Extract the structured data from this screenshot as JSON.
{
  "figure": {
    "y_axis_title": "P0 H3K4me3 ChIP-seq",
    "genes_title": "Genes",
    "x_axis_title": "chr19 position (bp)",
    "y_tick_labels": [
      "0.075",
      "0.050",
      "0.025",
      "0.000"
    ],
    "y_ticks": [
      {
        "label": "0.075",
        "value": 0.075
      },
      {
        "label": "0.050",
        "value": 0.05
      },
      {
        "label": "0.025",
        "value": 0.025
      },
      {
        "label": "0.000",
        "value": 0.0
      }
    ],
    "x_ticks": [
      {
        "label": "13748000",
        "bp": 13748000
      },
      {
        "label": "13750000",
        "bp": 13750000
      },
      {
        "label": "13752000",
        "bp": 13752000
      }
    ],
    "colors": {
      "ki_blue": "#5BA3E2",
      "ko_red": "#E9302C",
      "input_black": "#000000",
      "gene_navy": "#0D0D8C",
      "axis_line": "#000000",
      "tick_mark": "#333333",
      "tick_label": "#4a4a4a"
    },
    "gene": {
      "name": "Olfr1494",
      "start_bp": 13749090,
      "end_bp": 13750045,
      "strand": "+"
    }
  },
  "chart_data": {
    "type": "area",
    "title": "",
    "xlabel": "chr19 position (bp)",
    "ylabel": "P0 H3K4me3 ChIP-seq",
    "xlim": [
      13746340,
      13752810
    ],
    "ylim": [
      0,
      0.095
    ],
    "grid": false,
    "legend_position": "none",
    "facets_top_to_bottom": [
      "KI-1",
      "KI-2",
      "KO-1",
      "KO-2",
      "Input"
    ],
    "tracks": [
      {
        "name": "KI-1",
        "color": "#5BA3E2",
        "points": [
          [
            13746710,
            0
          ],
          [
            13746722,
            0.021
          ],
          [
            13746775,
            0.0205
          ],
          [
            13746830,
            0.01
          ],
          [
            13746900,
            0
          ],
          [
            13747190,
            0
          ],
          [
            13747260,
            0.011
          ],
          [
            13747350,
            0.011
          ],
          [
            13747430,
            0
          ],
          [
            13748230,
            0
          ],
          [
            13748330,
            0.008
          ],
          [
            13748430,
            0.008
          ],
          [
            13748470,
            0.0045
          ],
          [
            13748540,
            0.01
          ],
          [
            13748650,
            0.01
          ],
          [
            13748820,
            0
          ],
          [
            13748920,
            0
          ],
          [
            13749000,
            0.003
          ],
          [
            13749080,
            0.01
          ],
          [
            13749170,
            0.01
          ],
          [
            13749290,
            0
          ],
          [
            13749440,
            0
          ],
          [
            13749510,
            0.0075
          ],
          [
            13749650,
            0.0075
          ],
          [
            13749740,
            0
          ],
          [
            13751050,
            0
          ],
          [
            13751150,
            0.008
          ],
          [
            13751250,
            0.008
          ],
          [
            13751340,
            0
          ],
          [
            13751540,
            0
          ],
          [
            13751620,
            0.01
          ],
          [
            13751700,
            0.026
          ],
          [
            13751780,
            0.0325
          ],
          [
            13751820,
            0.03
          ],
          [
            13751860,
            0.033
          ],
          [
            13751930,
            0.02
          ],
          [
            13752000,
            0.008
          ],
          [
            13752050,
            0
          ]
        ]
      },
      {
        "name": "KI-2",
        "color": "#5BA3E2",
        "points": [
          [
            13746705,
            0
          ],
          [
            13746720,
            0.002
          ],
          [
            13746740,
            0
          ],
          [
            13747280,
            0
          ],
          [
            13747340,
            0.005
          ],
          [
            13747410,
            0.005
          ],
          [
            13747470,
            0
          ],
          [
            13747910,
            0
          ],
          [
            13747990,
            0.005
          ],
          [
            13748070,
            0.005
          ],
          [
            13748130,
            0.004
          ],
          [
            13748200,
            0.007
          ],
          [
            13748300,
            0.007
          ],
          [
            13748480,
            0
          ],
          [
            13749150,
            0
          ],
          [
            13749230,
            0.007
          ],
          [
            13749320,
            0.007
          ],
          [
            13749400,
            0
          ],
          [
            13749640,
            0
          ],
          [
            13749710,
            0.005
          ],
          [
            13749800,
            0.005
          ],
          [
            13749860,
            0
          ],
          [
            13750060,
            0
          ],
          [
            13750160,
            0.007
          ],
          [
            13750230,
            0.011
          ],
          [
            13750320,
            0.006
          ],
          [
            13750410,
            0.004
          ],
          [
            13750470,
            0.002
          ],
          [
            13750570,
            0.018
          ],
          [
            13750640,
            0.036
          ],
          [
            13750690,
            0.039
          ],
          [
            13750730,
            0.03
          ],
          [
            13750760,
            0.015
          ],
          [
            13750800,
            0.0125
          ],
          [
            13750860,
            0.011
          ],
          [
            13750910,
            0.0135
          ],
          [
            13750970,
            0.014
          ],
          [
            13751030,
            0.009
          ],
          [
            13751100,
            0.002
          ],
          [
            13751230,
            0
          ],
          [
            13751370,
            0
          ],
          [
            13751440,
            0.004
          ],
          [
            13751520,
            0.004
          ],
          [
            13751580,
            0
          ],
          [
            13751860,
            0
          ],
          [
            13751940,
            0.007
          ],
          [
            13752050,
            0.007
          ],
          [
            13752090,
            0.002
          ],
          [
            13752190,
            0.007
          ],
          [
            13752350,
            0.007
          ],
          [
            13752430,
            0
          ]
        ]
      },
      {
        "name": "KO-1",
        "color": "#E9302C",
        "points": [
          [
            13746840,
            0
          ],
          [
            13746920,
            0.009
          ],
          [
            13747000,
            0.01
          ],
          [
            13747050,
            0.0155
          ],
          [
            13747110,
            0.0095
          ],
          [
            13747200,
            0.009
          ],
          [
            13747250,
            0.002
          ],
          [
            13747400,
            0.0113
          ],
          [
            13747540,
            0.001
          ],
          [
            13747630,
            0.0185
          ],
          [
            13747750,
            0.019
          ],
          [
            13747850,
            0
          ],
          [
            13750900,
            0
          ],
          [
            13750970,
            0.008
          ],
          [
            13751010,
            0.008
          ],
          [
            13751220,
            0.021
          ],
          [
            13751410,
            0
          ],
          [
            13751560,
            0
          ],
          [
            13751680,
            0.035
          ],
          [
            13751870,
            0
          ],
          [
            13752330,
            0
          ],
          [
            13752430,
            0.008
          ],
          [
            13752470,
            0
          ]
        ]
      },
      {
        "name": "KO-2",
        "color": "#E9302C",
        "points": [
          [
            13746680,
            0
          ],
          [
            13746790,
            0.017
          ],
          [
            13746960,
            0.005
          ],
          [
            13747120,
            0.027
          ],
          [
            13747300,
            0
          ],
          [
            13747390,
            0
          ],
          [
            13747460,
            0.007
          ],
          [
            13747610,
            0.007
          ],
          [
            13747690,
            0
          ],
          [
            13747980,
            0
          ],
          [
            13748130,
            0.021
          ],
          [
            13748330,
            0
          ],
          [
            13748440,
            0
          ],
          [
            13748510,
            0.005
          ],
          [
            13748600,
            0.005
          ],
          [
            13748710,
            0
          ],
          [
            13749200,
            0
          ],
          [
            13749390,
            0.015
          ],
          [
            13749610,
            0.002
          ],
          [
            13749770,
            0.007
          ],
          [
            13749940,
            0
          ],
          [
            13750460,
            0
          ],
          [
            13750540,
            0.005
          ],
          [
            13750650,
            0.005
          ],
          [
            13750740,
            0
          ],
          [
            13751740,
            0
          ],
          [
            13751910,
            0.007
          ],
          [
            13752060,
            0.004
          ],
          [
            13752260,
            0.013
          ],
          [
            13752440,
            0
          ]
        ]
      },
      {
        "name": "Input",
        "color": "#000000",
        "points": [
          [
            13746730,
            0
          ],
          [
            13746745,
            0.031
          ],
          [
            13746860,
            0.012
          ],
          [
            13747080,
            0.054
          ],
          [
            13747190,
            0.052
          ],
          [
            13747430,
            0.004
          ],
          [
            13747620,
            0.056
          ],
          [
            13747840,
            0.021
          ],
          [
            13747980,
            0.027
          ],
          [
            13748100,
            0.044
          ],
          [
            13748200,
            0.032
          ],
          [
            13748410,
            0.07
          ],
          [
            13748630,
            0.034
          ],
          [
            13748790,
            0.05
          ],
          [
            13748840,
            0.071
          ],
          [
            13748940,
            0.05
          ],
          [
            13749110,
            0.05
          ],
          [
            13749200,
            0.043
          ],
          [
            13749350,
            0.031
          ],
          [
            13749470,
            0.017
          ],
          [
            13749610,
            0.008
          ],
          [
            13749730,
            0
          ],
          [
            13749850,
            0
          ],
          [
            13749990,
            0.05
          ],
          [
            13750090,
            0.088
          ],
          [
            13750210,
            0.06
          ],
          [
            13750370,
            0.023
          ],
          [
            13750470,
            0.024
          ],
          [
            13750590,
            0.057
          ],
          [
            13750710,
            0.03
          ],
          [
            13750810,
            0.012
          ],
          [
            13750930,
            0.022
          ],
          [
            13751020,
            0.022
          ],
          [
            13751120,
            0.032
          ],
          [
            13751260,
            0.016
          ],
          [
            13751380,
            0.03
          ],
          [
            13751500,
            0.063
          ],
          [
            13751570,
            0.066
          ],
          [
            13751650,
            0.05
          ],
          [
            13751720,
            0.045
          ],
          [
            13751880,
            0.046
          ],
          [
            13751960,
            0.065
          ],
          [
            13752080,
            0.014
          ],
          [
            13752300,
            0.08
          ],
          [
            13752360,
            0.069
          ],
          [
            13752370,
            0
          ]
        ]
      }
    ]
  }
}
**********
WHAT YOU WILL DO. When the records above are checked line by line, how many lines contain the word "ChIP"? Please give only that number.

RESPONSE AREA. 2